Directions: Report all lines from the entries below in which "отток" appears.

-----

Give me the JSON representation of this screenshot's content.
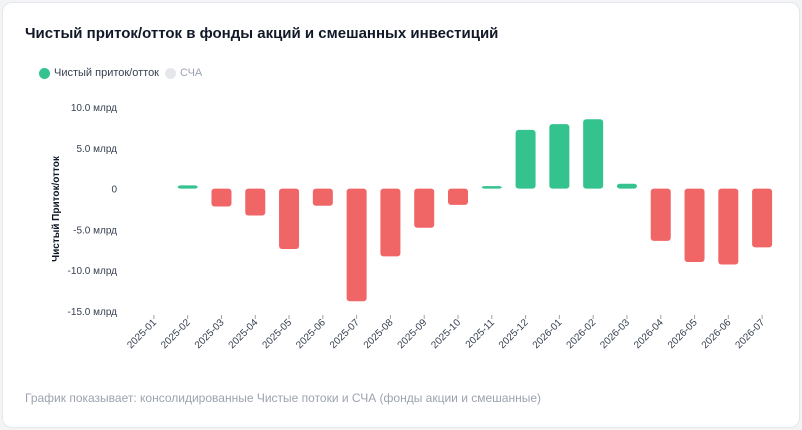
{
  "title": "Чистый приток/отток в фонды акций и смешанных инвестиций",
  "legend": [
    {
      "label": "Чистый приток/отток",
      "color": "#34c38f",
      "active": true
    },
    {
      "label": "СЧА",
      "color": "#e5e7eb",
      "active": false
    }
  ],
  "footer": "График показывает: консолидированные Чистые потоки и СЧА (фонды акции и смешанные)",
  "colors": {
    "positive": "#34c38f",
    "negative": "#f06566"
  },
  "chart_data": {
    "type": "bar",
    "ylabel": "Чистый Приток/отток",
    "ylim": [
      -15,
      10
    ],
    "yticks": [
      10,
      5,
      0,
      -5,
      -10,
      -15
    ],
    "ytick_labels": [
      "10.0 млрд",
      "5.0 млрд",
      "0",
      "-5.0 млрд",
      "-10.0 млрд",
      "-15.0 млрд"
    ],
    "categories": [
      "2025-01",
      "2025-02",
      "2025-03",
      "2025-04",
      "2025-05",
      "2025-06",
      "2025-07",
      "2025-08",
      "2025-09",
      "2025-10",
      "2025-11",
      "2025-12",
      "2026-01",
      "2026-02",
      "2026-03",
      "2026-04",
      "2026-05",
      "2026-06",
      "2026-07"
    ],
    "series": [
      {
        "name": "Чистый приток/отток",
        "values": [
          0,
          0.4,
          -2.2,
          -3.3,
          -7.4,
          -2.1,
          -13.8,
          -8.3,
          -4.8,
          -2.0,
          0.3,
          7.2,
          7.9,
          8.5,
          0.6,
          -6.4,
          -9.0,
          -9.3,
          -7.2
        ]
      }
    ],
    "grid": false,
    "legend_position": "top-left"
  }
}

-----

Answer in full:
  "title": "Чистый приток/отток в фонды акций и смешанных инвестиций",
      "label": "Чистый приток/отток",
    "ylabel": "Чистый Приток/отток",
        "name": "Чистый приток/отток",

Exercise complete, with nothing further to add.